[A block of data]
* START *

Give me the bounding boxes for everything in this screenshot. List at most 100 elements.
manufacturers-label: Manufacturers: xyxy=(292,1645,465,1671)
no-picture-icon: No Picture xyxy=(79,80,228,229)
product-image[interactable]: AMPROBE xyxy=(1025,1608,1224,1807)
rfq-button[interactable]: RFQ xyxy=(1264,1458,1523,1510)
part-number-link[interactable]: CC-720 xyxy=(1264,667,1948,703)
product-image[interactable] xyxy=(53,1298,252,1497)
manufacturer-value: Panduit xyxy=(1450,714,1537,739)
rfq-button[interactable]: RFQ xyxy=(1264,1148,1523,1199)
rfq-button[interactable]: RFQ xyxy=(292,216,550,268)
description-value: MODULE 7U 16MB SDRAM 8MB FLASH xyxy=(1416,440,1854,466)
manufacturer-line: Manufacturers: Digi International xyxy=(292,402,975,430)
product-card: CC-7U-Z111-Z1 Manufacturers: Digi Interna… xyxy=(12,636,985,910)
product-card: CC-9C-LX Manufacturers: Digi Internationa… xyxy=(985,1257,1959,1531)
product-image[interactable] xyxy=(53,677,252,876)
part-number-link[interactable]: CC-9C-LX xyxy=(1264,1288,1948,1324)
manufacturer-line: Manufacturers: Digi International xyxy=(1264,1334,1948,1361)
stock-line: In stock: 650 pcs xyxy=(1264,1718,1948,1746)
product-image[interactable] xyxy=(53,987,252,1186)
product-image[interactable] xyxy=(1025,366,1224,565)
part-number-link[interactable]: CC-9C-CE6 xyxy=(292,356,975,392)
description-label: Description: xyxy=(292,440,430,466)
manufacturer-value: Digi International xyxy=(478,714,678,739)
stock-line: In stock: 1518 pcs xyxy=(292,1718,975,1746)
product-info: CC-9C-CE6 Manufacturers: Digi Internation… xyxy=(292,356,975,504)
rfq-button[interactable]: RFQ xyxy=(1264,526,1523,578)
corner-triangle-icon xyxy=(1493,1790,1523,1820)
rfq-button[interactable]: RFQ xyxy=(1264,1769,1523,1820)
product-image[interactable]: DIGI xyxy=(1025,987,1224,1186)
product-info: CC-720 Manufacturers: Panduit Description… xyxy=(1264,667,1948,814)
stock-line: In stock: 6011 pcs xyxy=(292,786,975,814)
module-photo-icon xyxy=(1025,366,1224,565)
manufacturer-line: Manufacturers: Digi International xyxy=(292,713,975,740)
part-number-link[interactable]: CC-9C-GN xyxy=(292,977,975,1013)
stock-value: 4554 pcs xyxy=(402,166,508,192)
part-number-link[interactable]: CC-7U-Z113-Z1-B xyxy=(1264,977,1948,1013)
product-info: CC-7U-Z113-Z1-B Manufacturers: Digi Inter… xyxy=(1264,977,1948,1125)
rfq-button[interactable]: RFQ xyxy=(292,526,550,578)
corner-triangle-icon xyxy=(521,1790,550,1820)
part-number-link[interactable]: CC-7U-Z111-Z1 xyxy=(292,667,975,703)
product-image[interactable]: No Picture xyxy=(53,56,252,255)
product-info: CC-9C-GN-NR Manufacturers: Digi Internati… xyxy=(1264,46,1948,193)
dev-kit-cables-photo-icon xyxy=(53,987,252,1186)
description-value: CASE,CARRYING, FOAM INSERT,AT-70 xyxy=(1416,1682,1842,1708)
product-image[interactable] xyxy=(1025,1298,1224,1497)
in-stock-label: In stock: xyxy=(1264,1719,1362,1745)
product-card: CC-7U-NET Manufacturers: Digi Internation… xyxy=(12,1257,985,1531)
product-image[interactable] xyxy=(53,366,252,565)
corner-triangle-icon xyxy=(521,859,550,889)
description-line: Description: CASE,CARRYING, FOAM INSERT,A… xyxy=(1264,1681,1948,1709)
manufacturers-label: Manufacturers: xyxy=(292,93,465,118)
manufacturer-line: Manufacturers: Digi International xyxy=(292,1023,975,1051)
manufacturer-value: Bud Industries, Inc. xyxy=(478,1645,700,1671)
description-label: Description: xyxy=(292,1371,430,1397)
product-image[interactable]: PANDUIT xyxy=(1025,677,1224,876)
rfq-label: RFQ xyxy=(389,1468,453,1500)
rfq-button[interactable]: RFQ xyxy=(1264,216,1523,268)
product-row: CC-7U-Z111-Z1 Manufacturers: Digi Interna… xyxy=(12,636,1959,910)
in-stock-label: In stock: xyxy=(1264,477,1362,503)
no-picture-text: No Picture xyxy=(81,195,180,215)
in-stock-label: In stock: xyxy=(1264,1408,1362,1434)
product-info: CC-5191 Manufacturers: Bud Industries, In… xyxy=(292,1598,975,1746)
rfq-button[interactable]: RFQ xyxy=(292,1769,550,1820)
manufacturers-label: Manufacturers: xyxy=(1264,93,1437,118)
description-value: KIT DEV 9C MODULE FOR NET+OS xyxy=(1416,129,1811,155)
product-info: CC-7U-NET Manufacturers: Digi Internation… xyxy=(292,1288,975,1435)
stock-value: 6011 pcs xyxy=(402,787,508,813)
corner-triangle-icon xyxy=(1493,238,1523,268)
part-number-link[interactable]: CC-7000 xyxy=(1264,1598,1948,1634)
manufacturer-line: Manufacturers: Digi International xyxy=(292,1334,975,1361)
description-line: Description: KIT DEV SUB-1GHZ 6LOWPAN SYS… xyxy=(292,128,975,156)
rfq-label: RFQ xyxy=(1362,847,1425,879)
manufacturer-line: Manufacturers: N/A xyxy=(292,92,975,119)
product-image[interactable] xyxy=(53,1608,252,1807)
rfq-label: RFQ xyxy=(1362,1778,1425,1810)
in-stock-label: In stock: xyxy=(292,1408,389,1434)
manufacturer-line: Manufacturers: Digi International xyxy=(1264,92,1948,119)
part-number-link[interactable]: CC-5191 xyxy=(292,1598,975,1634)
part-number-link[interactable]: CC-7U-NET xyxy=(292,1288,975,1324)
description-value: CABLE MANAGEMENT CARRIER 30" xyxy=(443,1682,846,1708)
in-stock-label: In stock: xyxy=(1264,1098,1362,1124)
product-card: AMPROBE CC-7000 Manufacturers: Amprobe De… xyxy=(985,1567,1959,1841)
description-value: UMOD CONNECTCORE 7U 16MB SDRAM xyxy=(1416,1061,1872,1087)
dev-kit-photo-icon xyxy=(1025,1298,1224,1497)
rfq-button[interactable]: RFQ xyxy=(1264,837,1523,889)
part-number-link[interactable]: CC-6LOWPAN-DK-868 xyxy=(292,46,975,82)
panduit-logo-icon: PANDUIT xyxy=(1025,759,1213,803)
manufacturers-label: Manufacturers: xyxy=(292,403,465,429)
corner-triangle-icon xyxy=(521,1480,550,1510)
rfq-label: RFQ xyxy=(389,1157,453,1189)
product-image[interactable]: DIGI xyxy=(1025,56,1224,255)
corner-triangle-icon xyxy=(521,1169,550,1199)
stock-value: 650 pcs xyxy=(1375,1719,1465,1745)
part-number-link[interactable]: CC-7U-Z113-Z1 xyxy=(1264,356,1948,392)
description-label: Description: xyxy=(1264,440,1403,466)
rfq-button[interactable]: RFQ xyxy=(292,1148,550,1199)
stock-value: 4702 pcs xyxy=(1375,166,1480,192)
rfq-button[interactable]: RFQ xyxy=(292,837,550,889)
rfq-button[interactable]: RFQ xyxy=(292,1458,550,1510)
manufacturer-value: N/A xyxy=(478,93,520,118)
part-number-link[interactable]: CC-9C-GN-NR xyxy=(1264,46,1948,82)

* END *

*WHAT IS ASKED*. Output every line of the records above without changing anything.

*ANSWER BELOW*.
Give me the bounding boxes for everything in this screenshot. List at most 100 elements.
manufacturers-label: Manufacturers: xyxy=(292,1645,465,1671)
no-picture-icon: No Picture xyxy=(79,80,228,229)
product-image[interactable]: AMPROBE xyxy=(1025,1608,1224,1807)
rfq-button[interactable]: RFQ xyxy=(1264,1458,1523,1510)
part-number-link[interactable]: CC-720 xyxy=(1264,667,1948,703)
product-image[interactable] xyxy=(53,1298,252,1497)
manufacturer-value: Panduit xyxy=(1450,714,1537,739)
rfq-button[interactable]: RFQ xyxy=(1264,1148,1523,1199)
rfq-button[interactable]: RFQ xyxy=(292,216,550,268)
description-value: MODULE 7U 16MB SDRAM 8MB FLASH xyxy=(1416,440,1854,466)
manufacturer-line: Manufacturers: Digi International xyxy=(292,402,975,430)
product-card: CC-7U-Z111-Z1 Manufacturers: Digi Interna… xyxy=(12,636,985,910)
product-card: CC-9C-LX Manufacturers: Digi Internationa… xyxy=(985,1257,1959,1531)
product-image[interactable] xyxy=(53,677,252,876)
part-number-link[interactable]: CC-9C-LX xyxy=(1264,1288,1948,1324)
manufacturer-line: Manufacturers: Digi International xyxy=(1264,1334,1948,1361)
stock-line: In stock: 650 pcs xyxy=(1264,1718,1948,1746)
product-image[interactable] xyxy=(53,987,252,1186)
product-image[interactable] xyxy=(1025,366,1224,565)
part-number-link[interactable]: CC-9C-CE6 xyxy=(292,356,975,392)
description-label: Description: xyxy=(292,440,430,466)
manufacturer-value: Digi International xyxy=(478,714,678,739)
stock-line: In stock: 1518 pcs xyxy=(292,1718,975,1746)
product-info: CC-9C-CE6 Manufacturers: Digi Internation… xyxy=(292,356,975,504)
rfq-button[interactable]: RFQ xyxy=(1264,526,1523,578)
corner-triangle-icon xyxy=(1493,1790,1523,1820)
rfq-button[interactable]: RFQ xyxy=(1264,1769,1523,1820)
product-image[interactable]: DIGI xyxy=(1025,987,1224,1186)
product-info: CC-720 Manufacturers: Panduit Description… xyxy=(1264,667,1948,814)
stock-line: In stock: 6011 pcs xyxy=(292,786,975,814)
module-photo-icon xyxy=(1025,366,1224,565)
manufacturer-line: Manufacturers: Digi International xyxy=(292,713,975,740)
part-number-link[interactable]: CC-9C-GN xyxy=(292,977,975,1013)
stock-value: 4554 pcs xyxy=(402,166,508,192)
part-number-link[interactable]: CC-7U-Z113-Z1-B xyxy=(1264,977,1948,1013)
product-info: CC-7U-Z113-Z1-B Manufacturers: Digi Inter… xyxy=(1264,977,1948,1125)
rfq-button[interactable]: RFQ xyxy=(292,526,550,578)
corner-triangle-icon xyxy=(521,1790,550,1820)
part-number-link[interactable]: CC-7U-Z111-Z1 xyxy=(292,667,975,703)
product-image[interactable]: No Picture xyxy=(53,56,252,255)
product-info: CC-9C-GN-NR Manufacturers: Digi Internati… xyxy=(1264,46,1948,193)
dev-kit-cables-photo-icon xyxy=(53,987,252,1186)
description-value: CASE,CARRYING, FOAM INSERT,AT-70 xyxy=(1416,1682,1842,1708)
product-image[interactable] xyxy=(1025,1298,1224,1497)
in-stock-label: In stock: xyxy=(1264,1719,1362,1745)
product-card: CC-7U-NET Manufacturers: Digi Internation… xyxy=(12,1257,985,1531)
product-image[interactable] xyxy=(53,366,252,565)
corner-triangle-icon xyxy=(521,859,550,889)
description-line: Description: CASE,CARRYING, FOAM INSERT,A… xyxy=(1264,1681,1948,1709)
manufacturers-label: Manufacturers: xyxy=(292,93,465,118)
manufacturer-line: Manufacturers: Digi International xyxy=(292,1023,975,1051)
manufacturer-value: Bud Industries, Inc. xyxy=(478,1645,700,1671)
description-label: Description: xyxy=(292,1371,430,1397)
product-image[interactable]: PANDUIT xyxy=(1025,677,1224,876)
rfq-label: RFQ xyxy=(389,1468,453,1500)
rfq-button[interactable]: RFQ xyxy=(1264,216,1523,268)
product-row: CC-7U-Z111-Z1 Manufacturers: Digi Interna… xyxy=(12,636,1959,910)
in-stock-label: In stock: xyxy=(1264,477,1362,503)
no-picture-text: No Picture xyxy=(81,195,180,215)
in-stock-label: In stock: xyxy=(1264,1408,1362,1434)
product-info: CC-5191 Manufacturers: Bud Industries, In… xyxy=(292,1598,975,1746)
rfq-button[interactable]: RFQ xyxy=(292,1769,550,1820)
manufacturers-label: Manufacturers: xyxy=(1264,93,1437,118)
description-value: KIT DEV 9C MODULE FOR NET+OS xyxy=(1416,129,1811,155)
product-info: CC-7U-NET Manufacturers: Digi Internation… xyxy=(292,1288,975,1435)
stock-value: 6011 pcs xyxy=(402,787,508,813)
corner-triangle-icon xyxy=(1493,238,1523,268)
part-number-link[interactable]: CC-7000 xyxy=(1264,1598,1948,1634)
manufacturer-line: Manufacturers: Digi International xyxy=(292,1334,975,1361)
description-line: Description: KIT DEV SUB-1GHZ 6LOWPAN SYS… xyxy=(292,128,975,156)
rfq-label: RFQ xyxy=(1362,847,1425,879)
manufacturer-line: Manufacturers: N/A xyxy=(292,92,975,119)
product-image[interactable] xyxy=(53,1608,252,1807)
rfq-label: RFQ xyxy=(1362,1778,1425,1810)
in-stock-label: In stock: xyxy=(292,1408,389,1434)
manufacturer-line: Manufacturers: Digi International xyxy=(1264,92,1948,119)
part-number-link[interactable]: CC-5191 xyxy=(292,1598,975,1634)
part-number-link[interactable]: CC-7U-NET xyxy=(292,1288,975,1324)
description-value: CABLE MANAGEMENT CARRIER 30" xyxy=(443,1682,846,1708)
in-stock-label: In stock: xyxy=(1264,1098,1362,1124)
product-card: AMPROBE CC-7000 Manufacturers: Amprobe De… xyxy=(985,1567,1959,1841)
description-value: UMOD CONNECTCORE 7U 16MB SDRAM xyxy=(1416,1061,1872,1087)
dev-kit-photo-icon xyxy=(1025,1298,1224,1497)
rfq-button[interactable]: RFQ xyxy=(1264,837,1523,889)
part-number-link[interactable]: CC-6LOWPAN-DK-868 xyxy=(292,46,975,82)
panduit-logo-icon: PANDUIT xyxy=(1025,759,1213,803)
manufacturers-label: Manufacturers: xyxy=(292,403,465,429)
corner-triangle-icon xyxy=(521,1480,550,1510)
rfq-label: RFQ xyxy=(389,1157,453,1189)
product-image[interactable]: DIGI xyxy=(1025,56,1224,255)
corner-triangle-icon xyxy=(521,1169,550,1199)
stock-value: 650 pcs xyxy=(1375,1719,1465,1745)
part-number-link[interactable]: CC-7U-Z113-Z1 xyxy=(1264,356,1948,392)
description-label: Description: xyxy=(1264,440,1403,466)
rfq-button[interactable]: RFQ xyxy=(292,1148,550,1199)
stock-value: 4702 pcs xyxy=(1375,166,1480,192)
rfq-button[interactable]: RFQ xyxy=(292,837,550,889)
rfq-button[interactable]: RFQ xyxy=(292,1458,550,1510)
manufacturer-value: N/A xyxy=(478,93,520,118)
part-number-link[interactable]: CC-9C-GN-NR xyxy=(1264,46,1948,82)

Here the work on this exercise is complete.